### [Consigne]
Réécrivez sous forme de liste le paragraphe du texte sur le match Ajax-Bayern qui commence par « Les deux équipes jouent en 4-3-3 », en conservant ses faits principaux.

### [Texte]
************

Voilà… On est le mercredi 7 mars 1973, il fait froid au stade olympique d’Amsterdam pour ce quart aller de la Coupe des clubs champions (ancêtre de la Ligue des champions). Il y a 65 000 spectateurs, l’arbitre M. Scheurer est suisse. Tout est d’époque… Tirage intégral ! Pas de têtes de série ou de poules interminables. Dommage, car le monde entier sait que cet Ajax-Bayern est la finale avant la lettre… Pas de pub sur les maillots, pas de noms floqués derrière, les numéros correspondent au positionnement des joueurs (sauf le mystérieux 14 de Cruyff, un caprice de star), les chaussures sont noires (plutôt Puma racées pour l’Ajax, Adidas conformistes pour le Bayern), le ballon est blanc, les poteaux en bois sont carrés. Le gardien peut prendre dans ses mains le ballon qu’on lui passe en retrait et il a autant de temps qu’il veut pour dégager. C’est très important : face à l’Ajax, les keepers temporisent comme des malades, Maïer le premier.
Sur le banc, les coachs fument comme des locos : le Roumain Stefan Kovačs enchaîne les clopes, côté Ajax, quand Lattek tire nerveusement sur sa bouffarde. Les cornes de brume rappellent qu’Amsterdam est un port cher à Brel…
Les deux équipes jouent en 4-3-3. Un schéma classique pour l’Ajax bâti par Rinus Michels parti en 71 au Barça après la C1 de Wembley. Côté Bayern, on flippe à mort : qui va se charger de Cruyff ? En match amical de préparation estivale de l’été 72, Ajax avait mis un 5-0 retentissant au Bayern ! Cruyff avait littéralement traumatisé son défenseur, le pauvre Schwarzenbeck… C’est donc Uli Roth, honnête milieu de 31 ans qui devra marquer Johan 1er. Le prince d’Amsterdam jouera en 9, avec Keizer à sa gauche et Rep à sa droite.
Le Bayern n’ose pas…
La première mi-temps fut une longue mise en jambe pour un Ajax barré par un Bayern bien regroupé dans ses 30 derniers mètres. Pas d’espaces, pas de profondeur et pas de cadeaux. Le Bayern tient bon : Cruyff neutralisé ne peut être trouvé dans le sens du jeu, Ajax balance alors dans la boîte ou centre pour personne. Mieux ! Les Munichois se montrent les plus dangereux sur des contres bien menés du fait que l’Ajax doit faire le jeu. Sur un coup franc rapidement joué, Beckenbauer élimine deux adversaires à l’entrée de la surface, avant de frapper de peu à côté (12e). Mais à l’image d’un Hoffmann maladroit, la dernière passe fait toujours défaut aux Bavarois. Et puis Müller boitillant prive l’équipe de ses déplacements létaux. En fait, le charisme irradiant de l’Ajax inhibe le Bayern, tout comme l’aura de Jules César battant en retraite en Gaule avait subjugué Vercingétorix, incapable de profiter de sa supériorité militaire. César, plein de sang froid, fera la décision plus tard, à Alesia… Munich n’y croit pas, alors Amsterdam va sévir, passée la 30e minute. Ajax est entravé, mais se réorganise façon foot total !

************

Quelques enregistrements

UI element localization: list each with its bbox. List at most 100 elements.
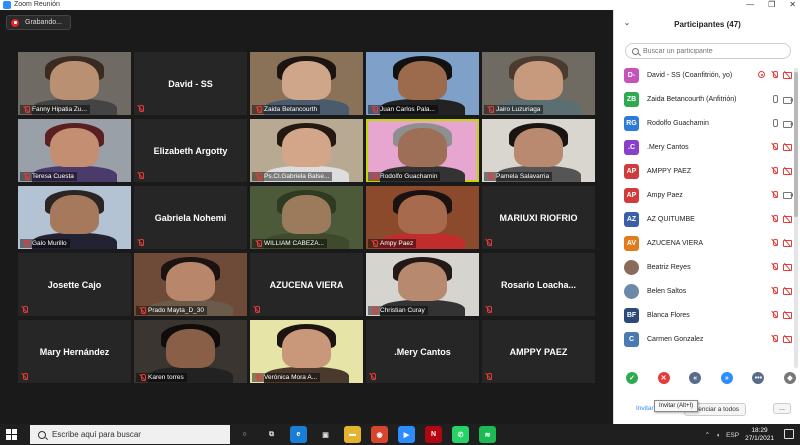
more-options-button[interactable]: ... [773, 403, 791, 414]
camera-off-icon [783, 311, 793, 319]
notification-icon[interactable] [784, 429, 794, 439]
chrome-icon[interactable]: ◉ [371, 426, 388, 443]
tile-name-label: Ps.Cl.Gabriela Balse... [252, 172, 333, 181]
video-tile[interactable]: Zaida Betancourth [250, 52, 363, 115]
participant-row[interactable]: ZB Zaida Betancourth (Anfitrión) [614, 88, 800, 112]
camera-off-icon [783, 167, 793, 175]
video-face [281, 127, 332, 167]
tile-name-label: Pamela Salavarria [484, 172, 553, 181]
volume-icon[interactable]: ◖ [716, 432, 720, 439]
participant-row[interactable]: D- David - SS (Coanfitrión, yo) [614, 64, 800, 88]
taskbar-search-placeholder: Escribe aquí para buscar [52, 430, 141, 439]
mic-muted-icon [369, 373, 376, 380]
participant-row[interactable]: Belen Saltos [614, 280, 800, 304]
participant-row[interactable]: AZ AZ QUITUMBE [614, 208, 800, 232]
video-tile[interactable]: Ampy Paez [366, 186, 479, 249]
close-button[interactable]: ✕ [789, 0, 796, 10]
zoom-icon[interactable]: ▶ [398, 426, 415, 443]
scrollbar-thumb[interactable] [794, 72, 798, 217]
participant-row[interactable]: RG Rodolfo Guachamin [614, 112, 800, 136]
participant-list-scrollbar[interactable] [794, 68, 798, 368]
video-tile[interactable]: David - SS [134, 52, 247, 115]
video-tile[interactable]: Ps.Cl.Gabriela Balse... [250, 119, 363, 182]
clear-icon[interactable]: ◆ [783, 372, 796, 384]
clock[interactable]: 18:29 27/1/2021 [745, 427, 774, 443]
meeting-area: Grabando... Fanny Hipatia Zu... David - S… [0, 10, 613, 424]
participant-row[interactable]: AV AZUCENA VIERA [614, 232, 800, 256]
video-tile[interactable]: Karen torres [134, 320, 247, 383]
participant-name: Zaida Betancourth (Anfitrión) [647, 96, 737, 103]
tile-name-text: Prado Mayta_D_30 [148, 307, 205, 314]
participant-name: Belen Saltos [647, 288, 687, 295]
recording-label: Grabando... [25, 19, 62, 26]
video-tile[interactable]: Rosario Loacha... [482, 253, 595, 316]
video-tile[interactable]: Prado Mayta_D_30 [134, 253, 247, 316]
minimize-button[interactable]: — [746, 0, 754, 10]
recording-indicator[interactable]: Grabando... [6, 15, 71, 30]
participant-search[interactable] [625, 43, 791, 59]
video-tile[interactable]: Pamela Salavarria [482, 119, 595, 182]
tile-name-label: Juan Carlos Pala... [368, 105, 438, 114]
maximize-button[interactable]: ❐ [768, 0, 775, 10]
video-tile[interactable]: Juan Carlos Pala... [366, 52, 479, 115]
tile-center-name: .Mery Cantos [394, 346, 451, 357]
participants-panel: ⌄ Participantes (47) D- David - SS (Coanf… [613, 10, 800, 424]
recording-icon [11, 18, 19, 27]
video-tile[interactable]: Gabriela Nohemi [134, 186, 247, 249]
more-reactions-icon[interactable]: ••• [752, 372, 765, 384]
tile-name-text: Ampy Paez [380, 240, 414, 247]
video-tile[interactable]: .Mery Cantos [366, 320, 479, 383]
cortana-icon[interactable]: ○ [236, 426, 253, 443]
tile-center-name: MARIUXI RIOFRIO [499, 212, 578, 223]
video-tile[interactable]: MARIUXI RIOFRIO [482, 186, 595, 249]
video-tile[interactable]: Josette Cajo [18, 253, 131, 316]
video-face [281, 60, 332, 100]
video-tile[interactable]: AMPPY PAEZ [482, 320, 595, 383]
taskbar-search[interactable]: Escribe aquí para buscar [30, 425, 230, 444]
video-tile[interactable]: AZUCENA VIERA [250, 253, 363, 316]
video-tile[interactable]: Teresa Cuesta [18, 119, 131, 182]
faster-icon[interactable]: » [720, 372, 733, 384]
mic-muted-icon [771, 263, 778, 270]
participant-search-input[interactable] [643, 47, 783, 55]
video-tile[interactable]: Rodolfo Guachamin [366, 119, 479, 182]
netflix-icon[interactable]: N [425, 426, 442, 443]
video-tile[interactable]: Verónica Mora A... [250, 320, 363, 383]
video-tile[interactable]: Galo Murillo [18, 186, 131, 249]
x-icon[interactable]: ✕ [657, 372, 670, 384]
tile-name-label: Ampy Paez [368, 239, 417, 248]
participant-row[interactable]: AP AMPPY PAEZ [614, 160, 800, 184]
participant-status [771, 119, 793, 128]
chevron-up-icon[interactable]: ⌃ [705, 431, 710, 439]
explorer-icon[interactable]: ▬ [344, 426, 361, 443]
windows-start-icon[interactable] [6, 429, 17, 440]
slower-icon[interactable]: « [689, 372, 702, 384]
zoom-app-icon [3, 1, 11, 9]
video-face [397, 127, 448, 167]
invite-button[interactable]: Invitar [636, 405, 654, 412]
camera-icon [783, 96, 793, 104]
tile-center-name: Gabriela Nohemi [154, 212, 227, 223]
video-tile[interactable]: Fanny Hipatia Zu... [18, 52, 131, 115]
video-tile[interactable]: Elizabeth Argotty [134, 119, 247, 182]
video-tile[interactable]: Christian Curay [366, 253, 479, 316]
tile-name-label: Zaida Betancourth [252, 105, 321, 114]
whatsapp-icon[interactable]: ✆ [452, 426, 469, 443]
language-indicator[interactable]: ESP [726, 432, 739, 439]
spotify-icon[interactable]: ≋ [479, 426, 496, 443]
video-tile[interactable]: Mary Hernández [18, 320, 131, 383]
participant-row[interactable]: BF Blanca Flores [614, 304, 800, 328]
participant-row[interactable]: AP Ampy Paez [614, 184, 800, 208]
participant-row[interactable]: Beatriz Reyes [614, 256, 800, 280]
video-tile[interactable]: Jairo Luzuriaga [482, 52, 595, 115]
mic-muted-icon [255, 240, 262, 247]
edge-icon[interactable]: e [290, 426, 307, 443]
store-icon[interactable]: ▣ [317, 426, 334, 443]
tile-name-text: Pamela Salavarria [496, 173, 550, 180]
chevron-down-icon[interactable]: ⌄ [624, 19, 630, 27]
check-icon[interactable]: ✓ [626, 372, 638, 384]
task-view-icon[interactable]: ⧉ [263, 426, 280, 443]
participant-row[interactable]: C Carmen Gonzalez [614, 328, 800, 352]
video-tile[interactable]: WILLIAM CABEZA... [250, 186, 363, 249]
participant-row[interactable]: .C .Mery Cantos [614, 136, 800, 160]
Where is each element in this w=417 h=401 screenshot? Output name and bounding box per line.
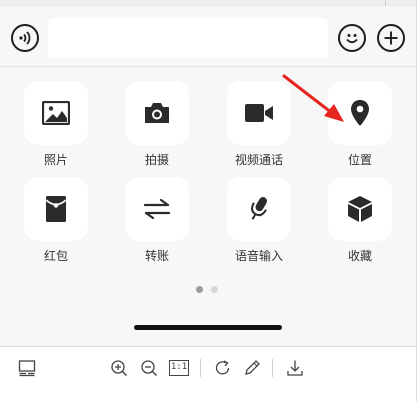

************

### [Réponse]
- Les deux équipes jouent en 4-3-3.
- Pour l'Ajax, c'est un schéma classique, hérité de Rinus Michels, parti au Barça en 71 après la C1 de Wembley.
- Le Bayern redoute Cruyff : en match amical de préparation à l'été 72, l'Ajax l'avait battu 5-0, et Cruyff avait traumatisé son défenseur Schwarzenbeck.
- Uli Roth, milieu de 31 ans, est chargé du marquage de Cruyff.
- Cruyff joue en 9, avec Keizer à sa gauche et Rep à sa droite.